[Figure data in JSON]
=-=-=-=-=
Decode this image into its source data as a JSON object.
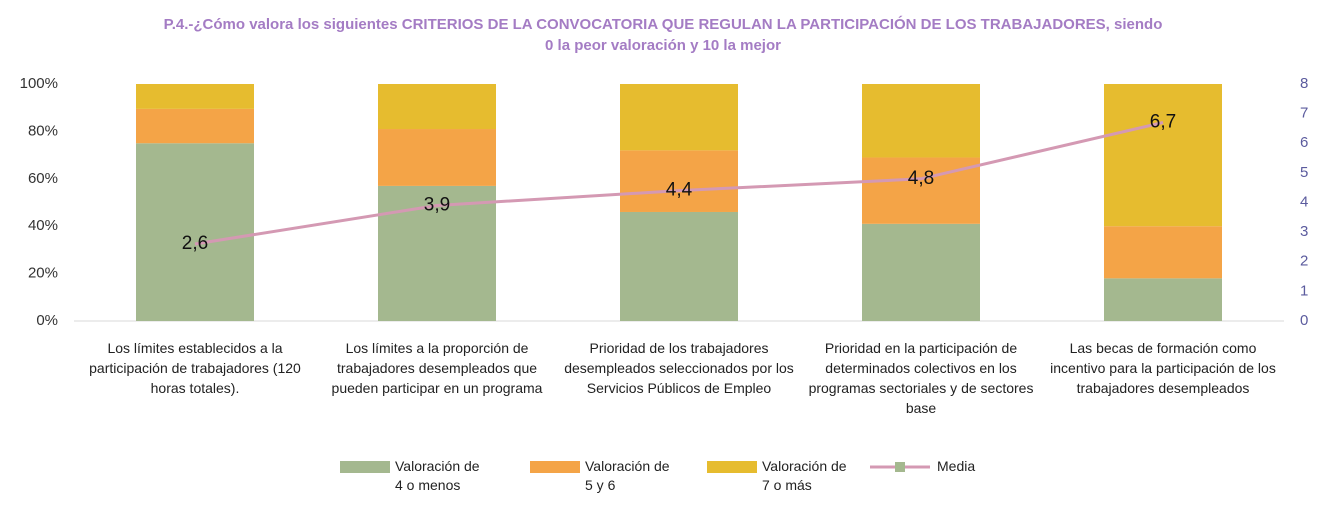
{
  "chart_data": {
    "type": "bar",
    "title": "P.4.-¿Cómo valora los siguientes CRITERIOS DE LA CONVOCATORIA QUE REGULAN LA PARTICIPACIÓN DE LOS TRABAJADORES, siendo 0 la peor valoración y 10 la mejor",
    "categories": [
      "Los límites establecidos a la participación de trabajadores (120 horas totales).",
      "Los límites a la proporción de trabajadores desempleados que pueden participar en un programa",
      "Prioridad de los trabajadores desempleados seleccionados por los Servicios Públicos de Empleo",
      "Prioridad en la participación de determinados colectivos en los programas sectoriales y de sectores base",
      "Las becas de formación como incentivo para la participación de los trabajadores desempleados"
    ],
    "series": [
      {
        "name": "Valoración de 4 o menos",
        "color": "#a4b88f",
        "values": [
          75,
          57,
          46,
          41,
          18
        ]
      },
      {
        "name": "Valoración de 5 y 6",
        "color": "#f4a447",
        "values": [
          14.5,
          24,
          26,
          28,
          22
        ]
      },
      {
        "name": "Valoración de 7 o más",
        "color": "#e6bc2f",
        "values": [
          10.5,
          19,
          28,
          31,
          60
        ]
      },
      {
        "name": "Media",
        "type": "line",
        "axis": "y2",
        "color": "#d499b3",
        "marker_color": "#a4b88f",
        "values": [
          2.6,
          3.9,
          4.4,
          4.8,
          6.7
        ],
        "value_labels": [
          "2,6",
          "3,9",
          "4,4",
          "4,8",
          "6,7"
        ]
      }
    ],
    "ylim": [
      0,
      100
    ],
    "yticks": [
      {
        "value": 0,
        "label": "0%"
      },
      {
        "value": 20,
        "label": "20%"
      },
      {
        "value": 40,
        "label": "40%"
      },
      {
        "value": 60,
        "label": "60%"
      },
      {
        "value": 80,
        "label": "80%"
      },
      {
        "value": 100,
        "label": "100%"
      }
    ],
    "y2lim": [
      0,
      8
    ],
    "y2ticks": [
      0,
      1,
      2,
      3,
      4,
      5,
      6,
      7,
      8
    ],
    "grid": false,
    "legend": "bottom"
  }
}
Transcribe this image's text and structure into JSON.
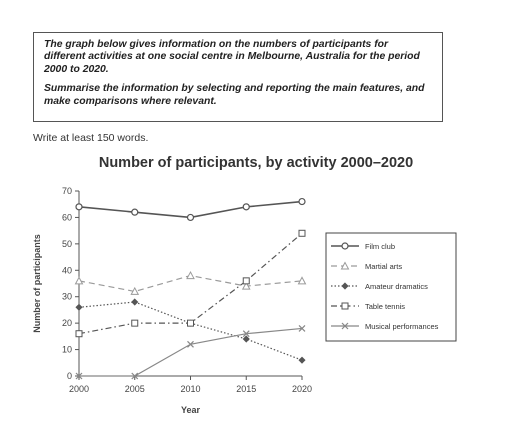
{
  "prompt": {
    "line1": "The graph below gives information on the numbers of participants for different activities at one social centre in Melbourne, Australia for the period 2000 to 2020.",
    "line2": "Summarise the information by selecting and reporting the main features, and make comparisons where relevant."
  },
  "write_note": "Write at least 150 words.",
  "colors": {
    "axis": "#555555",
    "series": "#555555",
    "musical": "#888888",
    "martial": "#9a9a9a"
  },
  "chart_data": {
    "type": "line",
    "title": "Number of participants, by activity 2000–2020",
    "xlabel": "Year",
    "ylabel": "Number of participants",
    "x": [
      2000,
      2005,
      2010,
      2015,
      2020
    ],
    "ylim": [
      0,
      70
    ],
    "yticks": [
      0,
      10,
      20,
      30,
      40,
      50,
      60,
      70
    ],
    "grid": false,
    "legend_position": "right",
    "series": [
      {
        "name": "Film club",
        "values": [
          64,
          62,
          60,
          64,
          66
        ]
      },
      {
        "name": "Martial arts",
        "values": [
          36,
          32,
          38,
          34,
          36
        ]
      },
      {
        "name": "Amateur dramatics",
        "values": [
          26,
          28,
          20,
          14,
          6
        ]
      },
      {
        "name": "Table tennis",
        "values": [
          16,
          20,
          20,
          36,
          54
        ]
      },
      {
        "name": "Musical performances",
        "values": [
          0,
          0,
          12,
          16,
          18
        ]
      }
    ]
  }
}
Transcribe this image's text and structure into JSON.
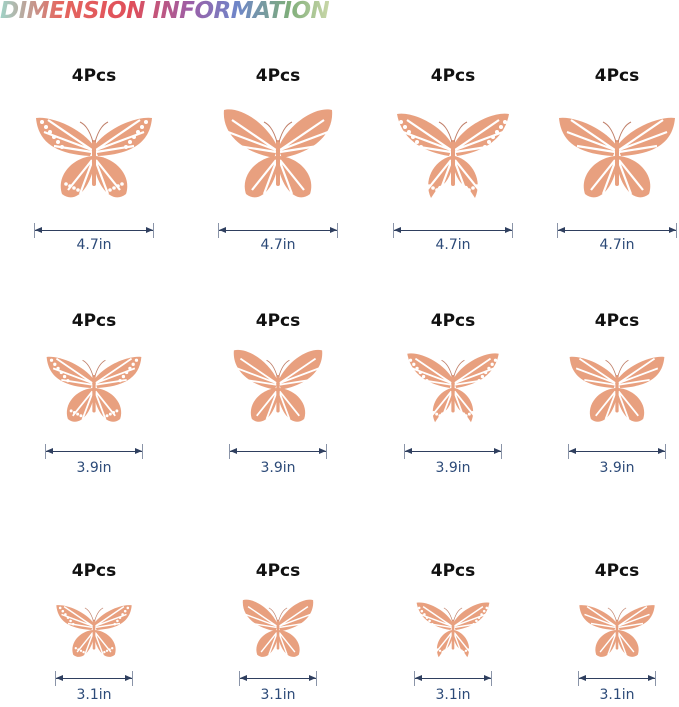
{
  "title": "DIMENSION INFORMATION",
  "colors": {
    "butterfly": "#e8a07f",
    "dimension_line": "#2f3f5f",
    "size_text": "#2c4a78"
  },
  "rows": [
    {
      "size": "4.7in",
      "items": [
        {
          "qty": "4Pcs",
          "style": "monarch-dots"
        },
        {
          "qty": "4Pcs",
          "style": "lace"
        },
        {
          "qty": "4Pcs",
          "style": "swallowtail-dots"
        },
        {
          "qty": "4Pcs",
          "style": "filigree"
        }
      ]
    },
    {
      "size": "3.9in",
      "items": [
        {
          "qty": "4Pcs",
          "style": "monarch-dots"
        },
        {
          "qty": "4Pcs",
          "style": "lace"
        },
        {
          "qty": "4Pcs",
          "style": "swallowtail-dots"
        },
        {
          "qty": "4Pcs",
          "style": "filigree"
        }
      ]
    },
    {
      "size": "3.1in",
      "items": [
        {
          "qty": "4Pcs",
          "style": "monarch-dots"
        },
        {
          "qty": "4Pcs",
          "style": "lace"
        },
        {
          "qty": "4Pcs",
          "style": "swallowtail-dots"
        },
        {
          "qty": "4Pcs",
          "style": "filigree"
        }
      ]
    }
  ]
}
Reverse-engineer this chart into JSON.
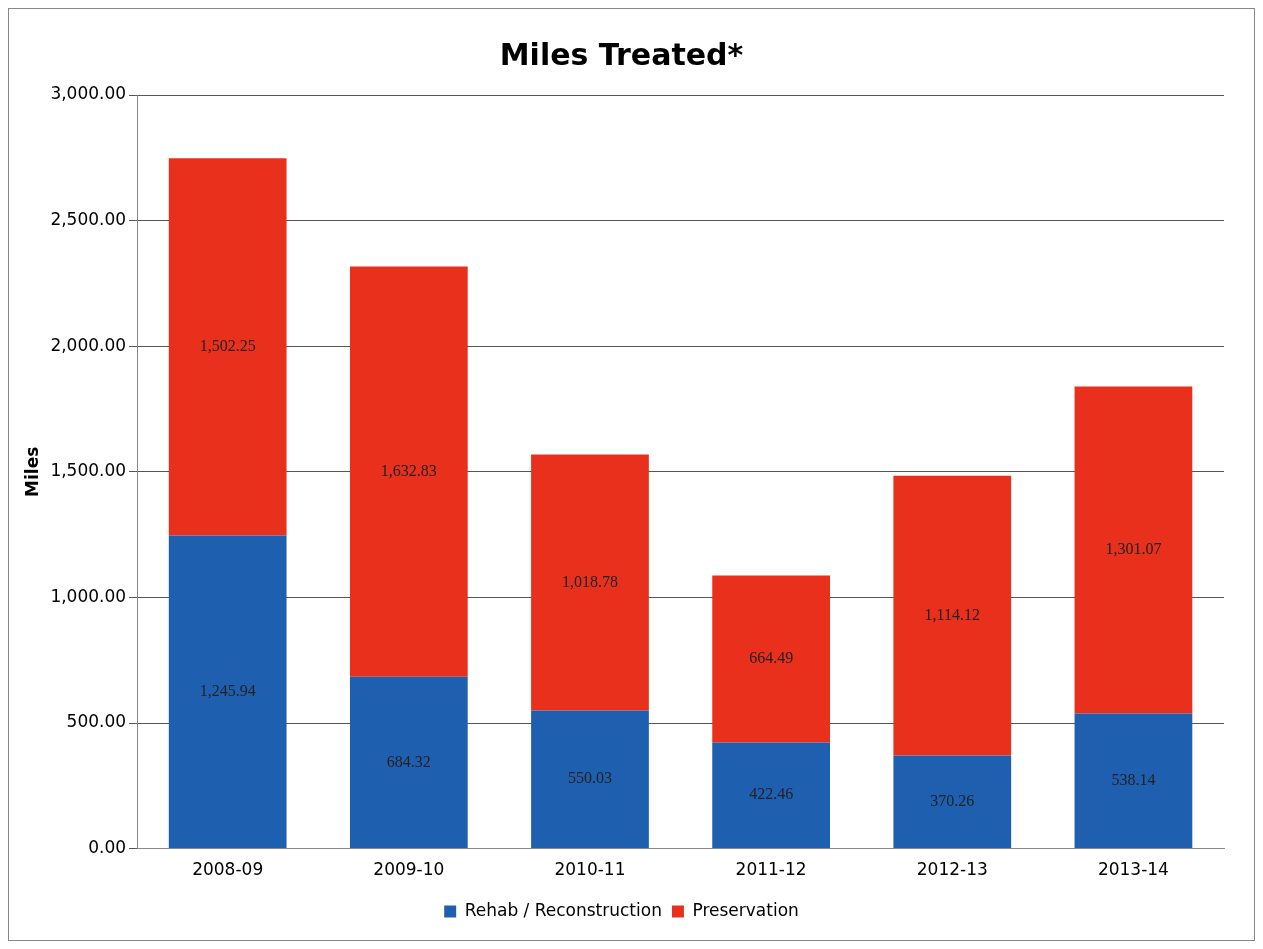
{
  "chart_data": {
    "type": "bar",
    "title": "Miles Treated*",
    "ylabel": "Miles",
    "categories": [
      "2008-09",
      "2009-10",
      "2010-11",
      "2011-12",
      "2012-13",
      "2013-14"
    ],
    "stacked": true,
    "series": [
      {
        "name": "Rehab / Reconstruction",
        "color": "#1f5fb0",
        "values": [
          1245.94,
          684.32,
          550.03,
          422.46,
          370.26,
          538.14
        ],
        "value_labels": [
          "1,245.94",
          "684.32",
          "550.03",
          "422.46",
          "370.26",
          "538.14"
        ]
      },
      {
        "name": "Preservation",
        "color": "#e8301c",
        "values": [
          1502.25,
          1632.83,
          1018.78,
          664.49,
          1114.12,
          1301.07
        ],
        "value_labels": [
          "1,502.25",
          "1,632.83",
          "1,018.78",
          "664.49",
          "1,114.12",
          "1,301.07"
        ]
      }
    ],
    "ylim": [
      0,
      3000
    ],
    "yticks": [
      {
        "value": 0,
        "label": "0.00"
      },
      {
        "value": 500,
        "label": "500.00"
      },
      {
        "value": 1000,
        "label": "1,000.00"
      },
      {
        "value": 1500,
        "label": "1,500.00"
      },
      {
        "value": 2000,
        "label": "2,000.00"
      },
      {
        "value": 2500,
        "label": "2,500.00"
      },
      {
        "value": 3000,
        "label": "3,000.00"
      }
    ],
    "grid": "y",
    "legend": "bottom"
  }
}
=-=-=-=-=
> Exercise: Your job is to transcribe the entries above exactly; skip the pictures.

> Result below:
Decode this image into its source data as a JSON object.
{
  "chart_data": {
    "type": "bar",
    "title": "P.4.-¿Cómo valora los siguientes CRITERIOS DE LA CONVOCATORIA QUE REGULAN LA PARTICIPACIÓN DE LOS TRABAJADORES, siendo 0 la peor valoración y 10 la mejor",
    "categories": [
      "Los límites establecidos a la participación de trabajadores (120 horas totales).",
      "Los límites a la proporción de trabajadores desempleados que pueden participar en un programa",
      "Prioridad de los trabajadores desempleados seleccionados por los Servicios Públicos de Empleo",
      "Prioridad en la participación de determinados colectivos en los programas sectoriales y de sectores base",
      "Las becas de formación como incentivo para la participación de los trabajadores desempleados"
    ],
    "series": [
      {
        "name": "Valoración de 4 o menos",
        "color": "#a4b88f",
        "values": [
          75,
          57,
          46,
          41,
          18
        ]
      },
      {
        "name": "Valoración de 5 y 6",
        "color": "#f4a447",
        "values": [
          14.5,
          24,
          26,
          28,
          22
        ]
      },
      {
        "name": "Valoración de 7 o más",
        "color": "#e6bc2f",
        "values": [
          10.5,
          19,
          28,
          31,
          60
        ]
      },
      {
        "name": "Media",
        "type": "line",
        "axis": "y2",
        "color": "#d499b3",
        "marker_color": "#a4b88f",
        "values": [
          2.6,
          3.9,
          4.4,
          4.8,
          6.7
        ],
        "value_labels": [
          "2,6",
          "3,9",
          "4,4",
          "4,8",
          "6,7"
        ]
      }
    ],
    "ylim": [
      0,
      100
    ],
    "yticks": [
      {
        "value": 0,
        "label": "0%"
      },
      {
        "value": 20,
        "label": "20%"
      },
      {
        "value": 40,
        "label": "40%"
      },
      {
        "value": 60,
        "label": "60%"
      },
      {
        "value": 80,
        "label": "80%"
      },
      {
        "value": 100,
        "label": "100%"
      }
    ],
    "y2lim": [
      0,
      8
    ],
    "y2ticks": [
      0,
      1,
      2,
      3,
      4,
      5,
      6,
      7,
      8
    ],
    "grid": false,
    "legend": "bottom"
  }
}
Transcribe this image's text and structure into JSON.
{
  "prompt": {
    "line1": "The graph below gives information on the numbers of participants for different activities at one social centre in Melbourne, Australia for the period 2000 to 2020.",
    "line2": "Summarise the information by selecting and reporting the main features, and make comparisons where relevant."
  },
  "write_note": "Write at least 150 words.",
  "colors": {
    "axis": "#555555",
    "series": "#555555",
    "musical": "#888888",
    "martial": "#9a9a9a"
  },
  "chart_data": {
    "type": "line",
    "title": "Number of participants, by activity 2000–2020",
    "xlabel": "Year",
    "ylabel": "Number of participants",
    "x": [
      2000,
      2005,
      2010,
      2015,
      2020
    ],
    "ylim": [
      0,
      70
    ],
    "yticks": [
      0,
      10,
      20,
      30,
      40,
      50,
      60,
      70
    ],
    "grid": false,
    "legend_position": "right",
    "series": [
      {
        "name": "Film club",
        "values": [
          64,
          62,
          60,
          64,
          66
        ]
      },
      {
        "name": "Martial arts",
        "values": [
          36,
          32,
          38,
          34,
          36
        ]
      },
      {
        "name": "Amateur dramatics",
        "values": [
          26,
          28,
          20,
          14,
          6
        ]
      },
      {
        "name": "Table tennis",
        "values": [
          16,
          20,
          20,
          36,
          54
        ]
      },
      {
        "name": "Musical performances",
        "values": [
          0,
          0,
          12,
          16,
          18
        ]
      }
    ]
  }
}
Transcribe this image's text and structure into JSON.
{
  "title": "DIMENSION INFORMATION",
  "colors": {
    "butterfly": "#e8a07f",
    "dimension_line": "#2f3f5f",
    "size_text": "#2c4a78"
  },
  "rows": [
    {
      "size": "4.7in",
      "items": [
        {
          "qty": "4Pcs",
          "style": "monarch-dots"
        },
        {
          "qty": "4Pcs",
          "style": "lace"
        },
        {
          "qty": "4Pcs",
          "style": "swallowtail-dots"
        },
        {
          "qty": "4Pcs",
          "style": "filigree"
        }
      ]
    },
    {
      "size": "3.9in",
      "items": [
        {
          "qty": "4Pcs",
          "style": "monarch-dots"
        },
        {
          "qty": "4Pcs",
          "style": "lace"
        },
        {
          "qty": "4Pcs",
          "style": "swallowtail-dots"
        },
        {
          "qty": "4Pcs",
          "style": "filigree"
        }
      ]
    },
    {
      "size": "3.1in",
      "items": [
        {
          "qty": "4Pcs",
          "style": "monarch-dots"
        },
        {
          "qty": "4Pcs",
          "style": "lace"
        },
        {
          "qty": "4Pcs",
          "style": "swallowtail-dots"
        },
        {
          "qty": "4Pcs",
          "style": "filigree"
        }
      ]
    }
  ]
}
Reverse-engineer this chart into JSON.
{
  "chart_data": {
    "type": "bar",
    "title": "Miles Treated*",
    "ylabel": "Miles",
    "categories": [
      "2008-09",
      "2009-10",
      "2010-11",
      "2011-12",
      "2012-13",
      "2013-14"
    ],
    "stacked": true,
    "series": [
      {
        "name": "Rehab / Reconstruction",
        "color": "#1f5fb0",
        "values": [
          1245.94,
          684.32,
          550.03,
          422.46,
          370.26,
          538.14
        ],
        "value_labels": [
          "1,245.94",
          "684.32",
          "550.03",
          "422.46",
          "370.26",
          "538.14"
        ]
      },
      {
        "name": "Preservation",
        "color": "#e8301c",
        "values": [
          1502.25,
          1632.83,
          1018.78,
          664.49,
          1114.12,
          1301.07
        ],
        "value_labels": [
          "1,502.25",
          "1,632.83",
          "1,018.78",
          "664.49",
          "1,114.12",
          "1,301.07"
        ]
      }
    ],
    "ylim": [
      0,
      3000
    ],
    "yticks": [
      {
        "value": 0,
        "label": "0.00"
      },
      {
        "value": 500,
        "label": "500.00"
      },
      {
        "value": 1000,
        "label": "1,000.00"
      },
      {
        "value": 1500,
        "label": "1,500.00"
      },
      {
        "value": 2000,
        "label": "2,000.00"
      },
      {
        "value": 2500,
        "label": "2,500.00"
      },
      {
        "value": 3000,
        "label": "3,000.00"
      }
    ],
    "grid": "y",
    "legend": "bottom"
  }
}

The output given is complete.